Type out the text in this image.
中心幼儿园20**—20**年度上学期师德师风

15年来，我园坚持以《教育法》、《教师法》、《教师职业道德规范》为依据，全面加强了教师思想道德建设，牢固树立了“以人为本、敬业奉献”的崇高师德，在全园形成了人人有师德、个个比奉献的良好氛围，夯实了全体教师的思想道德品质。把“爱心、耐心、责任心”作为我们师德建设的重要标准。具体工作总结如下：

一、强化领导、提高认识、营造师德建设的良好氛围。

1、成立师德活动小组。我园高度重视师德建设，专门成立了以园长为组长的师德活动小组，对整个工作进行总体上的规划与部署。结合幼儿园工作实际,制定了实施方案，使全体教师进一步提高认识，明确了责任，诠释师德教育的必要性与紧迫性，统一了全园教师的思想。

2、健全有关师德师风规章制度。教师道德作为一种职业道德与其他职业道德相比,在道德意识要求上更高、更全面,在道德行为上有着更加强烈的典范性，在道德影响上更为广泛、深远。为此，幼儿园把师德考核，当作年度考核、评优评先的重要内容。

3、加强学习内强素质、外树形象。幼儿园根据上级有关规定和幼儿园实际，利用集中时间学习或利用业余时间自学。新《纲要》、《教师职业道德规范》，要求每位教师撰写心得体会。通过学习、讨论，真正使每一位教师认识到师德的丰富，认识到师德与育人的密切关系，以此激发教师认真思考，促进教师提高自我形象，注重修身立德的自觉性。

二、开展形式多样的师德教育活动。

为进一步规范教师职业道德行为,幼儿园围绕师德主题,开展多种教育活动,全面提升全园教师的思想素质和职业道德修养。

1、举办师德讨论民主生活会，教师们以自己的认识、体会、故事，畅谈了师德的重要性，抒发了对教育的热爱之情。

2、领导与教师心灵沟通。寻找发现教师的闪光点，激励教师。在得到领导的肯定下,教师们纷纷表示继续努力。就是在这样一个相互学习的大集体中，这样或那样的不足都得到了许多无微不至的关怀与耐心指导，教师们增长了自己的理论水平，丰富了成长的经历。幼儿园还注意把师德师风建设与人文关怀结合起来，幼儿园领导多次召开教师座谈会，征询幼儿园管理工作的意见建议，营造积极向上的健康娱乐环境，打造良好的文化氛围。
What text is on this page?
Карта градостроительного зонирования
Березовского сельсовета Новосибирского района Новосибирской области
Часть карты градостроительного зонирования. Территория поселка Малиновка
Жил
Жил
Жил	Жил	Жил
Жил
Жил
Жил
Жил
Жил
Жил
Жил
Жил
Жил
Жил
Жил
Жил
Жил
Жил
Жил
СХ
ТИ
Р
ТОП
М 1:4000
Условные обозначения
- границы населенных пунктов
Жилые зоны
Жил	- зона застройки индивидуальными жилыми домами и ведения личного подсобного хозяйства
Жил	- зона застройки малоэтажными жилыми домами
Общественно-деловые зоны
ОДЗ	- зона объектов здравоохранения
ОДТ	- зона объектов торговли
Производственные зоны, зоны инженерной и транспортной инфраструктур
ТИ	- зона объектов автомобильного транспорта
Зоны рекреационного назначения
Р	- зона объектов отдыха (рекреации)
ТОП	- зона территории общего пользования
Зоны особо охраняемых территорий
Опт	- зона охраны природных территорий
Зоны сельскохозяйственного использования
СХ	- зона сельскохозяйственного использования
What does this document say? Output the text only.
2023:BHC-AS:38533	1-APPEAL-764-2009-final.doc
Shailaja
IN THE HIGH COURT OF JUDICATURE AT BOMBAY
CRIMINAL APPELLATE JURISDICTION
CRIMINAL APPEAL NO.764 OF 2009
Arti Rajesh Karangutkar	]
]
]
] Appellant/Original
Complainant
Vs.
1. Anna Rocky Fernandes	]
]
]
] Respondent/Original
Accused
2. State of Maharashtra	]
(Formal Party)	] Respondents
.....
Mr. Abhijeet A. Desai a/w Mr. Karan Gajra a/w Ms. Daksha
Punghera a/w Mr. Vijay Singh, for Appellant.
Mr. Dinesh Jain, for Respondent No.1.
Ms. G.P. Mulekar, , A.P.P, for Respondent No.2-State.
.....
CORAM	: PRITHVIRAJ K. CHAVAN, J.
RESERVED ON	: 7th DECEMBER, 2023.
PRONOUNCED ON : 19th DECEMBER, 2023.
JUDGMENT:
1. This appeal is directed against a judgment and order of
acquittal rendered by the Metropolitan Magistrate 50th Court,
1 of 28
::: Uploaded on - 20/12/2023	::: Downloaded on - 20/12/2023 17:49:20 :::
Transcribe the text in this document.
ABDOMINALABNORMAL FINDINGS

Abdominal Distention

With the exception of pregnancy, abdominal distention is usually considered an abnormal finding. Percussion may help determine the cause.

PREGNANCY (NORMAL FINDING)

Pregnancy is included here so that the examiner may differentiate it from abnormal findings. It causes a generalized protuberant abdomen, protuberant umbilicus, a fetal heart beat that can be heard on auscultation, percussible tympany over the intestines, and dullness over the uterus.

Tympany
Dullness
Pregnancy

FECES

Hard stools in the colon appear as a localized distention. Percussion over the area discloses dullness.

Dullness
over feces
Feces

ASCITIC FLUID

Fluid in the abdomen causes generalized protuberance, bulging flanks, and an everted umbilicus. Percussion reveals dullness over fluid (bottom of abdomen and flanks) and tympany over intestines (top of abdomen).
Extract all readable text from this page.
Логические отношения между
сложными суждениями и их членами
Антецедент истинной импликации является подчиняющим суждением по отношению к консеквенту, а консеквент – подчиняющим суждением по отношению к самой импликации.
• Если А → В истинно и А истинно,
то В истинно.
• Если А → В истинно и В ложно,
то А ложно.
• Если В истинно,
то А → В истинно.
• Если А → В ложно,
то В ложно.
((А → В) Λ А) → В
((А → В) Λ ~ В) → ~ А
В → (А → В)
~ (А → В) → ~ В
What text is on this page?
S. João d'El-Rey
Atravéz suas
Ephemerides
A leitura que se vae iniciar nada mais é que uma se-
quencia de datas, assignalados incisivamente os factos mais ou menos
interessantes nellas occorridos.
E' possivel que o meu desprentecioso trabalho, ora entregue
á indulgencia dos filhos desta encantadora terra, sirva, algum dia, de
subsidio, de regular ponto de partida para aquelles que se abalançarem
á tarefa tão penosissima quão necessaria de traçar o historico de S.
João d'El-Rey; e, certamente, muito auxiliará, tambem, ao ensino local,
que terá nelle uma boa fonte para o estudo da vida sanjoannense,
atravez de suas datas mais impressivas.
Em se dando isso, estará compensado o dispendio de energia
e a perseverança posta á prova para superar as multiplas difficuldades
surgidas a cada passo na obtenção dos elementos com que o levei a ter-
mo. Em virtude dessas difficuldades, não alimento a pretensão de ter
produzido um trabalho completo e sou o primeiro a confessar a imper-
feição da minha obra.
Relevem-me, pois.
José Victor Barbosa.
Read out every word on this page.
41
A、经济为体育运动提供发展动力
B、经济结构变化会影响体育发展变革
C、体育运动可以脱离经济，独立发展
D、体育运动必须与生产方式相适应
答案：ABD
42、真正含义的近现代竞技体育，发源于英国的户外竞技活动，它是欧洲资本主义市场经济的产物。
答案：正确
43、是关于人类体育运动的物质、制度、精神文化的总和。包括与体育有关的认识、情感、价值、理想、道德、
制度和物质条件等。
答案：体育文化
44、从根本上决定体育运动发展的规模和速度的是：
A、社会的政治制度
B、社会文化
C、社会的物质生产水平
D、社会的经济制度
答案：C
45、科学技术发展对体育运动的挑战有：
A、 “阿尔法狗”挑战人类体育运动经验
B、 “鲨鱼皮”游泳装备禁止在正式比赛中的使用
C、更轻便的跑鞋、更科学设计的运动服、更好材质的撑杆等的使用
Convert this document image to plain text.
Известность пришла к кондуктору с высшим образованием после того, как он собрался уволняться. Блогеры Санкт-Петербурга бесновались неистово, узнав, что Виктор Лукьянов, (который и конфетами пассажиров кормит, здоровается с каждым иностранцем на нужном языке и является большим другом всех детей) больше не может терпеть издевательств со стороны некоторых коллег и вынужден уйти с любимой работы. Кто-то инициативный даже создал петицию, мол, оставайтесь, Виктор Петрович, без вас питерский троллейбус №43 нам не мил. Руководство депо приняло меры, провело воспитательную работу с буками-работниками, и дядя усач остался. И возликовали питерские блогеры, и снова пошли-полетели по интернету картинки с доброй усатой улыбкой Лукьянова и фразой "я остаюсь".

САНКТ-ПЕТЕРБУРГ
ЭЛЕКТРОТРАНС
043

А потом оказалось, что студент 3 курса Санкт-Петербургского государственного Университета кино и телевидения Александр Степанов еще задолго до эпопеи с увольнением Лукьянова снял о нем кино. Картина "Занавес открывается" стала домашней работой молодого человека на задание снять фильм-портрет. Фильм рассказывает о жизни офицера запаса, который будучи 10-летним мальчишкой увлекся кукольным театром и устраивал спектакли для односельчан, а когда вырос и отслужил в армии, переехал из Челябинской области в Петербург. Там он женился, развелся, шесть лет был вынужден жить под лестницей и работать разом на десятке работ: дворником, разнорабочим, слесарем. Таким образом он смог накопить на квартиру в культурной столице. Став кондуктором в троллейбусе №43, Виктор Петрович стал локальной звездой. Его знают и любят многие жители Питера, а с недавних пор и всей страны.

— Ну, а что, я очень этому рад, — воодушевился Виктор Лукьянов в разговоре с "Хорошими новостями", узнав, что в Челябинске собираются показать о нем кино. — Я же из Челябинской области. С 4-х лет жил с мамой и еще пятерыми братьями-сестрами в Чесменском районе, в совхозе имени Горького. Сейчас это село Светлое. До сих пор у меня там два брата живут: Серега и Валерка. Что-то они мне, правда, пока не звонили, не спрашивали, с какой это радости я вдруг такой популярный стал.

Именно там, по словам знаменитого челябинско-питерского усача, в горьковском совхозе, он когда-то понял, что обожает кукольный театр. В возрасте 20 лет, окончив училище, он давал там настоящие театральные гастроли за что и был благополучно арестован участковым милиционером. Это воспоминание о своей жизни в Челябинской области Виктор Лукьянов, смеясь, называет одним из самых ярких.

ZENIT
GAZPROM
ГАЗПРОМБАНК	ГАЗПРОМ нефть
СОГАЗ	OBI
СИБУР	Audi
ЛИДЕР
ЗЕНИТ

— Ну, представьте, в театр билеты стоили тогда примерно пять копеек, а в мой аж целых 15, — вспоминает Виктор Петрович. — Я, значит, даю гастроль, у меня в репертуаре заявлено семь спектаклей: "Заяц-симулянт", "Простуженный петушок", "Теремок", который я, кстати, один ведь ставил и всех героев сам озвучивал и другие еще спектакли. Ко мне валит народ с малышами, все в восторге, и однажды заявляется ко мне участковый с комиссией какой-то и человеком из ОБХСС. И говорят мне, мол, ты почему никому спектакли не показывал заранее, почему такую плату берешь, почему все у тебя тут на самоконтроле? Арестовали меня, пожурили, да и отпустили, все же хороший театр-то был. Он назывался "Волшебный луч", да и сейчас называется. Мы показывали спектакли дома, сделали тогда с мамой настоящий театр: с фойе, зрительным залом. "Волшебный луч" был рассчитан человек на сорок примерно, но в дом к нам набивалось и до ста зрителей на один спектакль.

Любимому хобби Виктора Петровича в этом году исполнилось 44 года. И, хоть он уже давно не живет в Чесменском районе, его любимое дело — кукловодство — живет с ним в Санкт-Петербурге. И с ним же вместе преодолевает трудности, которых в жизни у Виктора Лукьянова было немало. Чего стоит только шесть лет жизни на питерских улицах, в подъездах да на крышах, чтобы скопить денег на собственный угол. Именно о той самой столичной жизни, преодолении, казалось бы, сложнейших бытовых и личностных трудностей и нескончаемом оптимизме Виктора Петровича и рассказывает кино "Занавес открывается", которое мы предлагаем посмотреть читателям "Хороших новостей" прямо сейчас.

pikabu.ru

- - - - - - -

● EXERCISE DETAILS
Across the data above, how many lines include the word "datas"? Give only the count.

● RESPONSE TO THE EXERCISE
2